Entries with figure data
:::
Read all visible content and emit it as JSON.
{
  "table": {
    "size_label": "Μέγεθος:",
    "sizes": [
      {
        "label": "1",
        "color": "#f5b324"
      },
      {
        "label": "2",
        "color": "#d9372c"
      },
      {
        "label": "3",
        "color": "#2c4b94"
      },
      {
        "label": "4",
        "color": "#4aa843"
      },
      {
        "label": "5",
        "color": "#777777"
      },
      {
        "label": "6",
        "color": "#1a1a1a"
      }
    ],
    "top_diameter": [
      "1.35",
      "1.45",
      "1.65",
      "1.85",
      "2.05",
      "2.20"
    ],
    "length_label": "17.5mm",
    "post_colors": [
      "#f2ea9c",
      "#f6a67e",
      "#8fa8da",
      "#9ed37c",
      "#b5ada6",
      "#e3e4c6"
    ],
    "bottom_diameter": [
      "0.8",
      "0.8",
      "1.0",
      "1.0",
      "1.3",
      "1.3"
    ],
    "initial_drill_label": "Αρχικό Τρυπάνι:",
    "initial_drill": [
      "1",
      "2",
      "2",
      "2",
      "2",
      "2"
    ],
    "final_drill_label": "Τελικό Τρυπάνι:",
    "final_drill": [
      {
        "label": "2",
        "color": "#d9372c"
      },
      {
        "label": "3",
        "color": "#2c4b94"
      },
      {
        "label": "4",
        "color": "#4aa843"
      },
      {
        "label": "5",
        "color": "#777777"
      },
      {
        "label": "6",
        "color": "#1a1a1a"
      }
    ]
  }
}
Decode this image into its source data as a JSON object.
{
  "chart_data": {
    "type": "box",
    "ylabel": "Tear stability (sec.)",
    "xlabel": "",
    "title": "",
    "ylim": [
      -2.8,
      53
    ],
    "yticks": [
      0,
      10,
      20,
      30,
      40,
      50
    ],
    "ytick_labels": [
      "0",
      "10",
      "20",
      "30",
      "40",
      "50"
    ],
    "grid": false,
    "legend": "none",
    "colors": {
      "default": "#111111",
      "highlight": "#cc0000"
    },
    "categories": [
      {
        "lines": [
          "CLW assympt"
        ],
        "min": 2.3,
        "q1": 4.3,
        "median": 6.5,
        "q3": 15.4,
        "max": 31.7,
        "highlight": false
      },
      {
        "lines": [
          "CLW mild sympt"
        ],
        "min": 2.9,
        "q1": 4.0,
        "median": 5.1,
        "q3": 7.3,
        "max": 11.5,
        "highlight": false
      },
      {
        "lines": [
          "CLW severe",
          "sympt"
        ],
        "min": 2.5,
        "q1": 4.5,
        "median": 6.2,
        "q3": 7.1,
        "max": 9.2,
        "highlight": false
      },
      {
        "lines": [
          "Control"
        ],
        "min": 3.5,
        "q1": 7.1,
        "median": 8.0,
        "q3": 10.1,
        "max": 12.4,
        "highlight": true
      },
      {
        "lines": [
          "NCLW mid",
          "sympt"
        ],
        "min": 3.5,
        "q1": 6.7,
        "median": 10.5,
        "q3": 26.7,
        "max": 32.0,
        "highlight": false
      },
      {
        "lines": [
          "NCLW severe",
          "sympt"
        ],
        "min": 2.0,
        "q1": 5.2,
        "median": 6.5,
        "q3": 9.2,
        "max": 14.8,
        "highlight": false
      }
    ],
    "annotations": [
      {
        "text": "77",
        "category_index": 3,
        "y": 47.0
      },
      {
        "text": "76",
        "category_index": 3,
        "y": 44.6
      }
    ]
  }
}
:::
● TASK INSTRUCTIONS: Transcribe all lines as written.

● THE RESPONSE:
Read all visible content and emit it as JSON.
{
  "table": {
    "size_label": "Μέγεθος:",
    "sizes": [
      {
        "label": "1",
        "color": "#f5b324"
      },
      {
        "label": "2",
        "color": "#d9372c"
      },
      {
        "label": "3",
        "color": "#2c4b94"
      },
      {
        "label": "4",
        "color": "#4aa843"
      },
      {
        "label": "5",
        "color": "#777777"
      },
      {
        "label": "6",
        "color": "#1a1a1a"
      }
    ],
    "top_diameter": [
      "1.35",
      "1.45",
      "1.65",
      "1.85",
      "2.05",
      "2.20"
    ],
    "length_label": "17.5mm",
    "post_colors": [
      "#f2ea9c",
      "#f6a67e",
      "#8fa8da",
      "#9ed37c",
      "#b5ada6",
      "#e3e4c6"
    ],
    "bottom_diameter": [
      "0.8",
      "0.8",
      "1.0",
      "1.0",
      "1.3",
      "1.3"
    ],
    "initial_drill_label": "Αρχικό Τρυπάνι:",
    "initial_drill": [
      "1",
      "2",
      "2",
      "2",
      "2",
      "2"
    ],
    "final_drill_label": "Τελικό Τρυπάνι:",
    "final_drill": [
      {
        "label": "2",
        "color": "#d9372c"
      },
      {
        "label": "3",
        "color": "#2c4b94"
      },
      {
        "label": "4",
        "color": "#4aa843"
      },
      {
        "label": "5",
        "color": "#777777"
      },
      {
        "label": "6",
        "color": "#1a1a1a"
      }
    ]
  }
}
Decode this image into its source data as a JSON object.
{
  "chart_data": {
    "type": "box",
    "ylabel": "Tear stability (sec.)",
    "xlabel": "",
    "title": "",
    "ylim": [
      -2.8,
      53
    ],
    "yticks": [
      0,
      10,
      20,
      30,
      40,
      50
    ],
    "ytick_labels": [
      "0",
      "10",
      "20",
      "30",
      "40",
      "50"
    ],
    "grid": false,
    "legend": "none",
    "colors": {
      "default": "#111111",
      "highlight": "#cc0000"
    },
    "categories": [
      {
        "lines": [
          "CLW assympt"
        ],
        "min": 2.3,
        "q1": 4.3,
        "median": 6.5,
        "q3": 15.4,
        "max": 31.7,
        "highlight": false
      },
      {
        "lines": [
          "CLW mild sympt"
        ],
        "min": 2.9,
        "q1": 4.0,
        "median": 5.1,
        "q3": 7.3,
        "max": 11.5,
        "highlight": false
      },
      {
        "lines": [
          "CLW severe",
          "sympt"
        ],
        "min": 2.5,
        "q1": 4.5,
        "median": 6.2,
        "q3": 7.1,
        "max": 9.2,
        "highlight": false
      },
      {
        "lines": [
          "Control"
        ],
        "min": 3.5,
        "q1": 7.1,
        "median": 8.0,
        "q3": 10.1,
        "max": 12.4,
        "highlight": true
      },
      {
        "lines": [
          "NCLW mid",
          "sympt"
        ],
        "min": 3.5,
        "q1": 6.7,
        "median": 10.5,
        "q3": 26.7,
        "max": 32.0,
        "highlight": false
      },
      {
        "lines": [
          "NCLW severe",
          "sympt"
        ],
        "min": 2.0,
        "q1": 5.2,
        "median": 6.5,
        "q3": 9.2,
        "max": 14.8,
        "highlight": false
      }
    ],
    "annotations": [
      {
        "text": "77",
        "category_index": 3,
        "y": 47.0
      },
      {
        "text": "76",
        "category_index": 3,
        "y": 44.6
      }
    ]
  }
}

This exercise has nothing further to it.